- Textausschnitt
50 mm Ferngläser von Canon haben eine ganz ausgezeichnete optische Qualität. Der Einblick ist hervorragend, das Gesichtsfeld sehr groß, es macht rundum Freude mit diesen Ferngläsern zu beobachten.

Canon 10x30

Mit dem 10x30is bietet Canon das kleinste, leichteste und preisgünstigste stabilisierte Fernglas unter den hier genannten, das dennoch eine enorme Wahrnehmung bringt. Mit 640 Gramm ist es ideal für längere Spaziergänge, das 6 Grad große Gesichtsfels erleichtert das Verfolgen eines fliegenden Vogels. 10-fach kann man – mit Einschränkungen – batteriesparend ohne Stabilisierungnutzen; und wenn's um die Wurst geht, schaltet man die Stabilisierung dazu.

- Datensatzinhalt
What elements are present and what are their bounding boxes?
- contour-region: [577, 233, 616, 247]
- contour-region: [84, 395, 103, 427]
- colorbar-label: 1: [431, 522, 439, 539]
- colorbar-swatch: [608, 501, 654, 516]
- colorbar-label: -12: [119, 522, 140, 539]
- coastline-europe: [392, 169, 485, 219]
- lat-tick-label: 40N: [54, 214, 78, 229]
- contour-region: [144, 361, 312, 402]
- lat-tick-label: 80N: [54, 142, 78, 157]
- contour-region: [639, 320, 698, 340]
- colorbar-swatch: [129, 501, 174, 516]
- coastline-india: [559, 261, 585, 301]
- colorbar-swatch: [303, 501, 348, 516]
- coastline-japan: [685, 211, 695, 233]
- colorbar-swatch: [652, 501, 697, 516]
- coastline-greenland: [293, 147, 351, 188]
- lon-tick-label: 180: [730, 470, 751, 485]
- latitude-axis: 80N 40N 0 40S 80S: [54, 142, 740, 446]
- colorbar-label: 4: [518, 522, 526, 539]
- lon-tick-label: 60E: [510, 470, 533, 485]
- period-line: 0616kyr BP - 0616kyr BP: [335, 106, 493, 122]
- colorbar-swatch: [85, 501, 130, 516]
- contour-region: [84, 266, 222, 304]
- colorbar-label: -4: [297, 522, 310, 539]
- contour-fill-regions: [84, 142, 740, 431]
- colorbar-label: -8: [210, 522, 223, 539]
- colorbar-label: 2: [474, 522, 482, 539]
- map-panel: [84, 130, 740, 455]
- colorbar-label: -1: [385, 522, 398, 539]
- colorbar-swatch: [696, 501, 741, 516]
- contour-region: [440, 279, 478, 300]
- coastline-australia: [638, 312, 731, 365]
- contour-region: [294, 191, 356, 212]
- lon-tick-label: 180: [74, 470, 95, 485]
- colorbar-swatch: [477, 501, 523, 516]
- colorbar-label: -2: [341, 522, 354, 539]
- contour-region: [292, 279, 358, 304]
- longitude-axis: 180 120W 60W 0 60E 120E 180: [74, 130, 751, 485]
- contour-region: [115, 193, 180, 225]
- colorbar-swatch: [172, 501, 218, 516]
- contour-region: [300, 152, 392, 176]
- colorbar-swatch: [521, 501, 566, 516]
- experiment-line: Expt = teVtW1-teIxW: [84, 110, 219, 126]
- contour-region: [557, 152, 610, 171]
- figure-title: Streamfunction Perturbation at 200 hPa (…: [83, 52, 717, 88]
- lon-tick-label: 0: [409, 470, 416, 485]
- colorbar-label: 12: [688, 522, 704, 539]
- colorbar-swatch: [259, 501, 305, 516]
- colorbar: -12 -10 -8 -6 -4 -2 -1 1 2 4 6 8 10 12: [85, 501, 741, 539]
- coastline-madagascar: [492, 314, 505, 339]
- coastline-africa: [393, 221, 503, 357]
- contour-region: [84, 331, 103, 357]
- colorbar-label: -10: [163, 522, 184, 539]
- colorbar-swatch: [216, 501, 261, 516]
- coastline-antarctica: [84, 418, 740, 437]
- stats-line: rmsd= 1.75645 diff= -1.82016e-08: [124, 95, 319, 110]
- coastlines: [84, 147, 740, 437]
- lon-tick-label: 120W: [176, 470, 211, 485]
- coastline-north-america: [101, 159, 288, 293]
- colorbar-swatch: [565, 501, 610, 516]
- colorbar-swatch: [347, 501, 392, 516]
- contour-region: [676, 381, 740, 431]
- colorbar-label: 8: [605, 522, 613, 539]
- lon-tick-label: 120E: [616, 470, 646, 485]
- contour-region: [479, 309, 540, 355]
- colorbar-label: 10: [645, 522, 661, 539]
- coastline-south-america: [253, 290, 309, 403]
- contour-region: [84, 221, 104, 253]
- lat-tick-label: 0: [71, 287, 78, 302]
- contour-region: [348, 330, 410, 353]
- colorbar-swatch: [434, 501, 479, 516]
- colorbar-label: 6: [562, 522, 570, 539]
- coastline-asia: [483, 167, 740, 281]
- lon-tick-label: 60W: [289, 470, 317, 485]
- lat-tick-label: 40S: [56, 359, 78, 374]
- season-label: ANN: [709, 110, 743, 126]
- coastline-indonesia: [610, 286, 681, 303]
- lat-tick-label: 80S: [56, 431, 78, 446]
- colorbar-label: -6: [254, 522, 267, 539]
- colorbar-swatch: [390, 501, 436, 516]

- Aufgabenstellung
Schreibe aus dem Textausschnitt über Canon-Ferngläser alles von „50 mm Ferngläser“ bis hinunter zu „Ferngläsern zu beobachten.“ wortgetreu ab. Die Einträge stammen aus einer anderen Quelle.

- Ergebnis
50 mm Ferngläser von Canon haben eine ganz ausgezeichnete optische Qualität. Der Einblick ist hervorragend, das Gesichtsfeld sehr groß, es macht rundum Freude mit diesen Ferngläsern zu beobachten.